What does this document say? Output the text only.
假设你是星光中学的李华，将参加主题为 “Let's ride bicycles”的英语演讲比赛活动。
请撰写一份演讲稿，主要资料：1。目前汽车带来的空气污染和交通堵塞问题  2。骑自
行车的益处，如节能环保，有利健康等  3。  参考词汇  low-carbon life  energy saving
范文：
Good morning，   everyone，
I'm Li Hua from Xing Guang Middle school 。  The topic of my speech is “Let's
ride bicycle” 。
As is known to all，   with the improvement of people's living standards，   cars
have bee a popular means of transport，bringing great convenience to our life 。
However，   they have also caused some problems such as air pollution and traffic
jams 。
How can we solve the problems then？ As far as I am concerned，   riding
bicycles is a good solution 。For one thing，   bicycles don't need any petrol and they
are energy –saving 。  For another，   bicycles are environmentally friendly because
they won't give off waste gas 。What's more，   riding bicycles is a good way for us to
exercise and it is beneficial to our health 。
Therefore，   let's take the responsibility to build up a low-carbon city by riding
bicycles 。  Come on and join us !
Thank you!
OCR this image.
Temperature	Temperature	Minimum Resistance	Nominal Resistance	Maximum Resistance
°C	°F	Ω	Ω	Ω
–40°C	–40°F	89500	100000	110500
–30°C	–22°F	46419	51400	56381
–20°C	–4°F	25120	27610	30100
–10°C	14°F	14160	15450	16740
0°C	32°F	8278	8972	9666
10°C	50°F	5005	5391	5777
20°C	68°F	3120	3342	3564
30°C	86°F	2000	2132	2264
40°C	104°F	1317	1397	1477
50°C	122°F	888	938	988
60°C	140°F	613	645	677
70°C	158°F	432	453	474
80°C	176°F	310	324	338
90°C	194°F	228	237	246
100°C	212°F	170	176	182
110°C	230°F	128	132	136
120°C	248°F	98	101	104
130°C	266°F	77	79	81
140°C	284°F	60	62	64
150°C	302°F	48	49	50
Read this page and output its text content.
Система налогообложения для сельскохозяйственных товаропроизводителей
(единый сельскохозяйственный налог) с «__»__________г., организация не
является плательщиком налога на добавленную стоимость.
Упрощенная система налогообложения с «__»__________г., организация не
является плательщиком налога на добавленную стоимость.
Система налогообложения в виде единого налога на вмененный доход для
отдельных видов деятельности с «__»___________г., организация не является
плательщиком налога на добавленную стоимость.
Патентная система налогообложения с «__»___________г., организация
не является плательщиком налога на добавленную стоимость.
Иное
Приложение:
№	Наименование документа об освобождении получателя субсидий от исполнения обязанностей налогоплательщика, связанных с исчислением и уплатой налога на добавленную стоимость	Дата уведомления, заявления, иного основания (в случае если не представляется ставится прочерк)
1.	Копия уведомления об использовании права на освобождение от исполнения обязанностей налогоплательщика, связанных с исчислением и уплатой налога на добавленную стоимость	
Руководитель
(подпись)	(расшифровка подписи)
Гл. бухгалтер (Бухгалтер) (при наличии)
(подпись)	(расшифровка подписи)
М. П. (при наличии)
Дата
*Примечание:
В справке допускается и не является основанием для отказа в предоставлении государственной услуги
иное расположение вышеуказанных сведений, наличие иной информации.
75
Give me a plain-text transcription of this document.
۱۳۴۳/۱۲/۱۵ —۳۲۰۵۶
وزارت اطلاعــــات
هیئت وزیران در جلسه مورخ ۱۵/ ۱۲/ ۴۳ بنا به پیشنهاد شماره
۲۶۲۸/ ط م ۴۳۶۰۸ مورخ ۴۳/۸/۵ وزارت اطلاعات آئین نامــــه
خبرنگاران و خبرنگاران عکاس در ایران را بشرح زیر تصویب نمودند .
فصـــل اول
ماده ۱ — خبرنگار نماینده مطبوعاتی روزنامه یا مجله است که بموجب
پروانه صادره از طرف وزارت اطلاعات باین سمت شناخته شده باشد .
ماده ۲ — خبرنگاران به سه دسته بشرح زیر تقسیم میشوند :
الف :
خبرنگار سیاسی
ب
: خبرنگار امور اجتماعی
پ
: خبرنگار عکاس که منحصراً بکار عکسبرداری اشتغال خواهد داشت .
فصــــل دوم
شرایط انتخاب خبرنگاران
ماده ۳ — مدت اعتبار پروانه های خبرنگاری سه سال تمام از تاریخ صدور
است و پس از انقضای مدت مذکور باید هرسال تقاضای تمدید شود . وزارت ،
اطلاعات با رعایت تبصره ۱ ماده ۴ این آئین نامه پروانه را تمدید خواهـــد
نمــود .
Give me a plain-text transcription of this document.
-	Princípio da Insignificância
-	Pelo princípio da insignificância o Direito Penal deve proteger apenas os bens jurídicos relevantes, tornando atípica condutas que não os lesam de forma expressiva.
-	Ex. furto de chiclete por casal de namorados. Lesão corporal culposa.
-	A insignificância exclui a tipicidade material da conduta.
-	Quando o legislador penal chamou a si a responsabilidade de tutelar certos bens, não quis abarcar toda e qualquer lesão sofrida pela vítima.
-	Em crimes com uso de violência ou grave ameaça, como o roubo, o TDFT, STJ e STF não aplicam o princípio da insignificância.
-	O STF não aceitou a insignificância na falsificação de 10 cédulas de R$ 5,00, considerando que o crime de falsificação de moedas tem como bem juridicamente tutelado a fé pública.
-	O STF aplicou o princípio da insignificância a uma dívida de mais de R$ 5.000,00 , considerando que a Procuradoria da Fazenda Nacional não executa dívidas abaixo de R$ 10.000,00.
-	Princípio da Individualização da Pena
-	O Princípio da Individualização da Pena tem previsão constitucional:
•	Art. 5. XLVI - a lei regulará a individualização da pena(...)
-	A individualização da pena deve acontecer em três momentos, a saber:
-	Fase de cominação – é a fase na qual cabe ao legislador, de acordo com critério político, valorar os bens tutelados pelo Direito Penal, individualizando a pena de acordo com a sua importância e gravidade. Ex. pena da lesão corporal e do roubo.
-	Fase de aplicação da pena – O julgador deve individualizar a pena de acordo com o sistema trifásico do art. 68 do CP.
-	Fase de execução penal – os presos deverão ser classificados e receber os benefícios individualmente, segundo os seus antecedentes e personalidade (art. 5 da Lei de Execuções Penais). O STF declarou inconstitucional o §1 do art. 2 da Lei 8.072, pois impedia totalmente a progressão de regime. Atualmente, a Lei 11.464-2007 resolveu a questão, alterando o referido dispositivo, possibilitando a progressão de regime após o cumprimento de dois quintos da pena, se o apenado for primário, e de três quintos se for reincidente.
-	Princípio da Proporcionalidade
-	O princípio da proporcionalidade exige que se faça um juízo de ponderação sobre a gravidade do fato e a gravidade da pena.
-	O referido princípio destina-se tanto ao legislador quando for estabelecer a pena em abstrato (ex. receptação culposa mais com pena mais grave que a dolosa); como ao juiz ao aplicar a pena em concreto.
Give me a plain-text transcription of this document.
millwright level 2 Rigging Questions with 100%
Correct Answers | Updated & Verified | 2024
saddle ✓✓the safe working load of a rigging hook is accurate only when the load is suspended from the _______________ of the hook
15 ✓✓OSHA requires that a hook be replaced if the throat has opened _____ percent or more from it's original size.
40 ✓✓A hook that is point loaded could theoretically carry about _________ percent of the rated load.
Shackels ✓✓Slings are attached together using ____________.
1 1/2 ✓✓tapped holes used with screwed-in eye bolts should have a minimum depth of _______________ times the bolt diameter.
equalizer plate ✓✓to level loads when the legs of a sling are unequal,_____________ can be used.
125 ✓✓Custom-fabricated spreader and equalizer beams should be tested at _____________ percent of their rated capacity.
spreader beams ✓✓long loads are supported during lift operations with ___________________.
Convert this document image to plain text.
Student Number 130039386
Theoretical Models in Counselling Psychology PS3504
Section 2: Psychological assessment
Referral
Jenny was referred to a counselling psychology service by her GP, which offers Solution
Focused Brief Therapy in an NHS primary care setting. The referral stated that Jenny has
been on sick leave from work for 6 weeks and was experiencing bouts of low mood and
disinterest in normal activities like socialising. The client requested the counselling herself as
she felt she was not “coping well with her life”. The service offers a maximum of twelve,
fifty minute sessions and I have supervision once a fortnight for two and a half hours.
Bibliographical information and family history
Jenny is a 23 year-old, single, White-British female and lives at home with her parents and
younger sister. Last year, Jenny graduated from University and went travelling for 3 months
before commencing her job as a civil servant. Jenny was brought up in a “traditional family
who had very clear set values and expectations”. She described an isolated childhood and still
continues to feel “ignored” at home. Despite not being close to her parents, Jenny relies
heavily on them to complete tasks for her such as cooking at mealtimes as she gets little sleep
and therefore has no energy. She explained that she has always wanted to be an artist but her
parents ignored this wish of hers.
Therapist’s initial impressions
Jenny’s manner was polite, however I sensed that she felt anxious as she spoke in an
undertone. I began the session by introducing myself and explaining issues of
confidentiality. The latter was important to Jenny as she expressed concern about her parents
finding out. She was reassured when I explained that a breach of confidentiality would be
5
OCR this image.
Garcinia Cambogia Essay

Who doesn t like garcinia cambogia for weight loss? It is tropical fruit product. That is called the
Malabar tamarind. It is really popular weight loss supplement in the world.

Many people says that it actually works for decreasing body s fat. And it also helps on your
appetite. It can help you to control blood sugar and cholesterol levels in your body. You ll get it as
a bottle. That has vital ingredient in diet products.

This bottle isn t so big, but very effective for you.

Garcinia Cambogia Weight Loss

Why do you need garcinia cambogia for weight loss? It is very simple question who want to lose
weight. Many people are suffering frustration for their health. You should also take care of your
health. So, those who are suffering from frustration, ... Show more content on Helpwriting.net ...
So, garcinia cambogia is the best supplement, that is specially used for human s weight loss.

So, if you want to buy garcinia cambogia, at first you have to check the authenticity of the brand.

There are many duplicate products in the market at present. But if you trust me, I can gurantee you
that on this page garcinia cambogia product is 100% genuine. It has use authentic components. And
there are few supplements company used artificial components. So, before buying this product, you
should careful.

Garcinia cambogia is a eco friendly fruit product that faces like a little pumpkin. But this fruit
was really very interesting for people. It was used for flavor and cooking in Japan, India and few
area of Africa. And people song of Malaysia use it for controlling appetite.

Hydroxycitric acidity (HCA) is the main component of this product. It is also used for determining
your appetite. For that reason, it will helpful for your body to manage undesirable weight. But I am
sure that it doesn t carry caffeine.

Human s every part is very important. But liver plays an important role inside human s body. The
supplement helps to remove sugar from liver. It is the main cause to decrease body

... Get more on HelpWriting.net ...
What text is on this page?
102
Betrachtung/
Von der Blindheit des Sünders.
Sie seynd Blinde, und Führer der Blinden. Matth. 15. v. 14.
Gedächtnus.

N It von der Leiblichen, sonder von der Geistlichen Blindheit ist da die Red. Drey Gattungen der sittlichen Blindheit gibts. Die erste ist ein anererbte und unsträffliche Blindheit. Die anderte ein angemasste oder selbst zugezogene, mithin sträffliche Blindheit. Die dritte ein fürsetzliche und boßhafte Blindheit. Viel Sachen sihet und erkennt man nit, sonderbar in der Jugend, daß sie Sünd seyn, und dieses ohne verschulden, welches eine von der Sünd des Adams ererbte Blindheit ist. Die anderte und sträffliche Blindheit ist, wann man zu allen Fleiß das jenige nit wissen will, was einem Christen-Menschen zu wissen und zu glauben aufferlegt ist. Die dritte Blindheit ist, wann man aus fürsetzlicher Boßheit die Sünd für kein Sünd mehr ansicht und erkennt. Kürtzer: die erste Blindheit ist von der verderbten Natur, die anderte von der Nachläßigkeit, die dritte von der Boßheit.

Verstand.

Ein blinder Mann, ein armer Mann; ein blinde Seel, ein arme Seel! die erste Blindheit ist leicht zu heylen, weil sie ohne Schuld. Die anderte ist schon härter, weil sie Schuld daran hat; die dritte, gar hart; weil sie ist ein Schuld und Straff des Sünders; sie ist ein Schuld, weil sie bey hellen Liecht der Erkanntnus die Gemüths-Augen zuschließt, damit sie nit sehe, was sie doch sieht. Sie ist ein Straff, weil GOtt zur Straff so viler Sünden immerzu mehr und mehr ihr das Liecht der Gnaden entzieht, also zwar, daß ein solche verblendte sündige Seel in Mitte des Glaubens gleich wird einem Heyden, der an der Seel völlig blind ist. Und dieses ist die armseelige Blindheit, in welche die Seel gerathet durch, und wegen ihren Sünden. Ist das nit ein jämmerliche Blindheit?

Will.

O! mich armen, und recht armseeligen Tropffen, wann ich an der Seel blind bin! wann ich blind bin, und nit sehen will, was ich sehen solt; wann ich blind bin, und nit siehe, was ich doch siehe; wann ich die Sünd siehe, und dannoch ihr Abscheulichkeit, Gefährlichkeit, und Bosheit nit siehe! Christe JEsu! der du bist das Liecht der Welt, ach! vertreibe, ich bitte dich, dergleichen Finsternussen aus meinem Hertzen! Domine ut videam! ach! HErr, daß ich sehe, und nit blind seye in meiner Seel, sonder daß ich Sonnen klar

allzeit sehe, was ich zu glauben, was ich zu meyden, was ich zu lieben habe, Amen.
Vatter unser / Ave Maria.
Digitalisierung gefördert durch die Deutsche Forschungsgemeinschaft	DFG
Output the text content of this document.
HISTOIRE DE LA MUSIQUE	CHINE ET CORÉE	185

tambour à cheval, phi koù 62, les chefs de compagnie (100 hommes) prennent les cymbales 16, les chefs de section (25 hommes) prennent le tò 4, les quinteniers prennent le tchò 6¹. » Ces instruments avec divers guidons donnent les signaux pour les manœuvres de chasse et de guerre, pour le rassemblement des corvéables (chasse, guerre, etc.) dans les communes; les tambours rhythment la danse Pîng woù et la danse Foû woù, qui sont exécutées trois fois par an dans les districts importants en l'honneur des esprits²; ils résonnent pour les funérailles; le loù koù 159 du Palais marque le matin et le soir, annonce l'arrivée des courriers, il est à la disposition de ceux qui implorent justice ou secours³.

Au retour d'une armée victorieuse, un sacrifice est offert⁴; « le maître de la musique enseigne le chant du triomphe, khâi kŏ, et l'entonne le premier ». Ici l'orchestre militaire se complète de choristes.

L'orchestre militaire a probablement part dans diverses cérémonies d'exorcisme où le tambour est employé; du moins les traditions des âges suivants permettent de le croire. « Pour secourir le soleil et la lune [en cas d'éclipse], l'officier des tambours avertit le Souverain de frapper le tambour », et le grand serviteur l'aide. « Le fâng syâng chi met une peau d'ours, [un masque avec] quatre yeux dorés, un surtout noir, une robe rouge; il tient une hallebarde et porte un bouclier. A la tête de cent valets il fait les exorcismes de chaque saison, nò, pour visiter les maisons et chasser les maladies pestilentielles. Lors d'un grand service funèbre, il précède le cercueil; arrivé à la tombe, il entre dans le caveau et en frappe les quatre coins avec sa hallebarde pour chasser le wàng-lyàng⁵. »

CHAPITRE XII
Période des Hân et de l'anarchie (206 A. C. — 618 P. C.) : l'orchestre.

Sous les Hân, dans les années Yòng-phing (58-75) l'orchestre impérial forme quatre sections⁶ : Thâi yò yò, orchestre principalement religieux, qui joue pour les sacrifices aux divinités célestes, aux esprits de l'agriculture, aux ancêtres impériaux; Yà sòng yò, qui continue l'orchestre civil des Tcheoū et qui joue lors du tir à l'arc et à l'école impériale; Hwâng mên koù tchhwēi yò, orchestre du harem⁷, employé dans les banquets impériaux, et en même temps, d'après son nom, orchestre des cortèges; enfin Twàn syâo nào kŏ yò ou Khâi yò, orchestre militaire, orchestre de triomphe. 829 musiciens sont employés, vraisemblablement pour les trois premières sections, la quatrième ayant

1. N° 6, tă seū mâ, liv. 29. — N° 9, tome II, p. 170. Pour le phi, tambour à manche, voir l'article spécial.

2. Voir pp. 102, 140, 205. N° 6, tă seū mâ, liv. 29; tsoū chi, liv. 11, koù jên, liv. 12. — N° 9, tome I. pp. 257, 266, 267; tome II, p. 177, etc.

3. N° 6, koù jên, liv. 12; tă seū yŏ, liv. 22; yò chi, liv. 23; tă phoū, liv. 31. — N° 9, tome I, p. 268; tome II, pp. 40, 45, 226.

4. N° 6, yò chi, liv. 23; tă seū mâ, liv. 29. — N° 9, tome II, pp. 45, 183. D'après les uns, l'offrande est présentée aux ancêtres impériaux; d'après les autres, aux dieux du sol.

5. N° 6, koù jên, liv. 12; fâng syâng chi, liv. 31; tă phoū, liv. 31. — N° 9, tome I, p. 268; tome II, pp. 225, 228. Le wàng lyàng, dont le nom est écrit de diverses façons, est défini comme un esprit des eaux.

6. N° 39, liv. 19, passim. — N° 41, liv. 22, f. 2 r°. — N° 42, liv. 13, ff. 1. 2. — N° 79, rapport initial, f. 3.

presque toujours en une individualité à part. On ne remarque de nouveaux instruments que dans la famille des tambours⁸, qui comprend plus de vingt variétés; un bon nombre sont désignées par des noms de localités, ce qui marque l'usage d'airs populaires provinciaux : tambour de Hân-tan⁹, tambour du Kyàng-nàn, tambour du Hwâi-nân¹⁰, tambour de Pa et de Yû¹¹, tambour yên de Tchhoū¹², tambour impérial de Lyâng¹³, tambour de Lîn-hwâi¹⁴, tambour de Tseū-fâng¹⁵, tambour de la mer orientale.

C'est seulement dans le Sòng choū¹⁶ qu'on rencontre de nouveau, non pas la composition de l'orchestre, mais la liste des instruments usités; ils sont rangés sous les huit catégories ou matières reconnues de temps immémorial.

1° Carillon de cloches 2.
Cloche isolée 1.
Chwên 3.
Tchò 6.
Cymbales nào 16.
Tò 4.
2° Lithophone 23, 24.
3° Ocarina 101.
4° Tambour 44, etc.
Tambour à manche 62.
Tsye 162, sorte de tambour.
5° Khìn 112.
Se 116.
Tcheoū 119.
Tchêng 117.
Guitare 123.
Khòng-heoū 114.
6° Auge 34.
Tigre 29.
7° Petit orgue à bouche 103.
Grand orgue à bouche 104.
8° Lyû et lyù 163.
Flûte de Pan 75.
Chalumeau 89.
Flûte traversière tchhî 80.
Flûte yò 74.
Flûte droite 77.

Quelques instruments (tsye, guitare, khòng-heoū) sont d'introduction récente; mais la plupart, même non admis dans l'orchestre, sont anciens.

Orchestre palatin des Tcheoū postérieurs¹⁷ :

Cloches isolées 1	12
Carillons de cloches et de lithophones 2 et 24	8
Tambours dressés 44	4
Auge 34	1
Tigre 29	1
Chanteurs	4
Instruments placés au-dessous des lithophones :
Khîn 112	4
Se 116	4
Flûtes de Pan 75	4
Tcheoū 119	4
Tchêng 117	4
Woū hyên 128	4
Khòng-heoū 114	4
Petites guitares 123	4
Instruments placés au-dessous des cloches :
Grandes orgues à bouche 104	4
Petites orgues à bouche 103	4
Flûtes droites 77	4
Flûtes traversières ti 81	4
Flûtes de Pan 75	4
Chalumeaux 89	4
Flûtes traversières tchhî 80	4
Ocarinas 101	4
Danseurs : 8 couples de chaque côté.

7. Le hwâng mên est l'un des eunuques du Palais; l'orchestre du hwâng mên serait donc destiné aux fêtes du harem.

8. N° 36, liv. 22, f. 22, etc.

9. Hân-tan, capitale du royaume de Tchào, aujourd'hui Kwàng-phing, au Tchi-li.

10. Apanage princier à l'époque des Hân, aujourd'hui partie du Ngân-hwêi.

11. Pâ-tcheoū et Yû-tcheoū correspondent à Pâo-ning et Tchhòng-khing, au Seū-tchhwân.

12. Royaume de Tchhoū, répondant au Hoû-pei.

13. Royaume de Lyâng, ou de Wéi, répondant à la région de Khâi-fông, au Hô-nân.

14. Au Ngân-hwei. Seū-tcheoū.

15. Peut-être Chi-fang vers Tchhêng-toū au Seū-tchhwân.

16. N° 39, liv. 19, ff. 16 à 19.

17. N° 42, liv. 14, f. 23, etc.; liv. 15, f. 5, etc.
────────────────────
= The exercise =
Copy each line of the records containing the string "popular".

= Solution to the exercise =
have bee a popular means of transport，bringing great convenience to our life 。
Malabar tamarind. It is really popular weight loss supplement in the world.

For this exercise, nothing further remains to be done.